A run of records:
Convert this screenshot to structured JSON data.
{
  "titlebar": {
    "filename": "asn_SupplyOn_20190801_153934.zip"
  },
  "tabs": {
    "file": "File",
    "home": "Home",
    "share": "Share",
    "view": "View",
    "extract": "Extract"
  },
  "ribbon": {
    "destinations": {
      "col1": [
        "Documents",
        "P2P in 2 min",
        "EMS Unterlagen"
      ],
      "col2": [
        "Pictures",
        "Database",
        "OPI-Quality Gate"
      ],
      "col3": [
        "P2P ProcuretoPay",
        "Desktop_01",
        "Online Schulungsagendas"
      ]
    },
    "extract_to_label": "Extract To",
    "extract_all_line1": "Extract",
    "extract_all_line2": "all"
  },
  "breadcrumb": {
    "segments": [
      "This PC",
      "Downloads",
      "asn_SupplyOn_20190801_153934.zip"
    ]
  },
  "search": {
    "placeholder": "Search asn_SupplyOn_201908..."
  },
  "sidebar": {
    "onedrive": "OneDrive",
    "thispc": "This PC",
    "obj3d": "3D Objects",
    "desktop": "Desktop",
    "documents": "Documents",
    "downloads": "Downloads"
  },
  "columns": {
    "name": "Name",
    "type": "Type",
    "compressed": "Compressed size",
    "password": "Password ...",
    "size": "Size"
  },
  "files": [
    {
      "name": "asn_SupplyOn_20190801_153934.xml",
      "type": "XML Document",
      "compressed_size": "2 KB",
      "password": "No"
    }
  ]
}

> What is being asked
Print all of the data exactly as it was given.

> Response
Convert this screenshot to structured JSON data.
{
  "titlebar": {
    "filename": "asn_SupplyOn_20190801_153934.zip"
  },
  "tabs": {
    "file": "File",
    "home": "Home",
    "share": "Share",
    "view": "View",
    "extract": "Extract"
  },
  "ribbon": {
    "destinations": {
      "col1": [
        "Documents",
        "P2P in 2 min",
        "EMS Unterlagen"
      ],
      "col2": [
        "Pictures",
        "Database",
        "OPI-Quality Gate"
      ],
      "col3": [
        "P2P ProcuretoPay",
        "Desktop_01",
        "Online Schulungsagendas"
      ]
    },
    "extract_to_label": "Extract To",
    "extract_all_line1": "Extract",
    "extract_all_line2": "all"
  },
  "breadcrumb": {
    "segments": [
      "This PC",
      "Downloads",
      "asn_SupplyOn_20190801_153934.zip"
    ]
  },
  "search": {
    "placeholder": "Search asn_SupplyOn_201908..."
  },
  "sidebar": {
    "onedrive": "OneDrive",
    "thispc": "This PC",
    "obj3d": "3D Objects",
    "desktop": "Desktop",
    "documents": "Documents",
    "downloads": "Downloads"
  },
  "columns": {
    "name": "Name",
    "type": "Type",
    "compressed": "Compressed size",
    "password": "Password ...",
    "size": "Size"
  },
  "files": [
    {
      "name": "asn_SupplyOn_20190801_153934.xml",
      "type": "XML Document",
      "compressed_size": "2 KB",
      "password": "No"
    }
  ]
}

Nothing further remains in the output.